Goal of the exercise:
Please print the full listing exactly.

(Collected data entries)
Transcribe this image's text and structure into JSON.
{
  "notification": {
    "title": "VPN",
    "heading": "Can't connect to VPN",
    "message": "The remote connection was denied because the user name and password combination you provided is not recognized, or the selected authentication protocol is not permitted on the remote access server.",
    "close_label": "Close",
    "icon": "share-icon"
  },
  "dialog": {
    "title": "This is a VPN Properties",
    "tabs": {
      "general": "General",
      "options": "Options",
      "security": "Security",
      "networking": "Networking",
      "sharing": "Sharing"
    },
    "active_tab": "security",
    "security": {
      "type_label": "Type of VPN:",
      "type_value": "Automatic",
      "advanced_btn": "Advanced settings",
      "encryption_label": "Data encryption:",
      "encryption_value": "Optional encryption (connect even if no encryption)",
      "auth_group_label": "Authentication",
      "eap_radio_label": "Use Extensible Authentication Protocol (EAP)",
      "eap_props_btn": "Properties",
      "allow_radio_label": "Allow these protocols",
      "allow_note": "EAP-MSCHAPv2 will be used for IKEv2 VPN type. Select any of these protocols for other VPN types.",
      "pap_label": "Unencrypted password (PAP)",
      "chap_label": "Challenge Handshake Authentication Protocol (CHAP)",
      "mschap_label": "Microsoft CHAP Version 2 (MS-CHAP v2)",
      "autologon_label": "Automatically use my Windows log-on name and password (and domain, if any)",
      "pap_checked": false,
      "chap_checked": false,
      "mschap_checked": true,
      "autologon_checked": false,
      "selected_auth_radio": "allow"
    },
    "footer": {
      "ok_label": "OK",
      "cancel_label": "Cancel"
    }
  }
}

Solution for this task:
Transcribe this image's text and structure into JSON.
{
  "notification": {
    "title": "VPN",
    "heading": "Can't connect to VPN",
    "message": "The remote connection was denied because the user name and password combination you provided is not recognized, or the selected authentication protocol is not permitted on the remote access server.",
    "close_label": "Close",
    "icon": "share-icon"
  },
  "dialog": {
    "title": "This is a VPN Properties",
    "tabs": {
      "general": "General",
      "options": "Options",
      "security": "Security",
      "networking": "Networking",
      "sharing": "Sharing"
    },
    "active_tab": "security",
    "security": {
      "type_label": "Type of VPN:",
      "type_value": "Automatic",
      "advanced_btn": "Advanced settings",
      "encryption_label": "Data encryption:",
      "encryption_value": "Optional encryption (connect even if no encryption)",
      "auth_group_label": "Authentication",
      "eap_radio_label": "Use Extensible Authentication Protocol (EAP)",
      "eap_props_btn": "Properties",
      "allow_radio_label": "Allow these protocols",
      "allow_note": "EAP-MSCHAPv2 will be used for IKEv2 VPN type. Select any of these protocols for other VPN types.",
      "pap_label": "Unencrypted password (PAP)",
      "chap_label": "Challenge Handshake Authentication Protocol (CHAP)",
      "mschap_label": "Microsoft CHAP Version 2 (MS-CHAP v2)",
      "autologon_label": "Automatically use my Windows log-on name and password (and domain, if any)",
      "pap_checked": false,
      "chap_checked": false,
      "mschap_checked": true,
      "autologon_checked": false,
      "selected_auth_radio": "allow"
    },
    "footer": {
      "ok_label": "OK",
      "cancel_label": "Cancel"
    }
  }
}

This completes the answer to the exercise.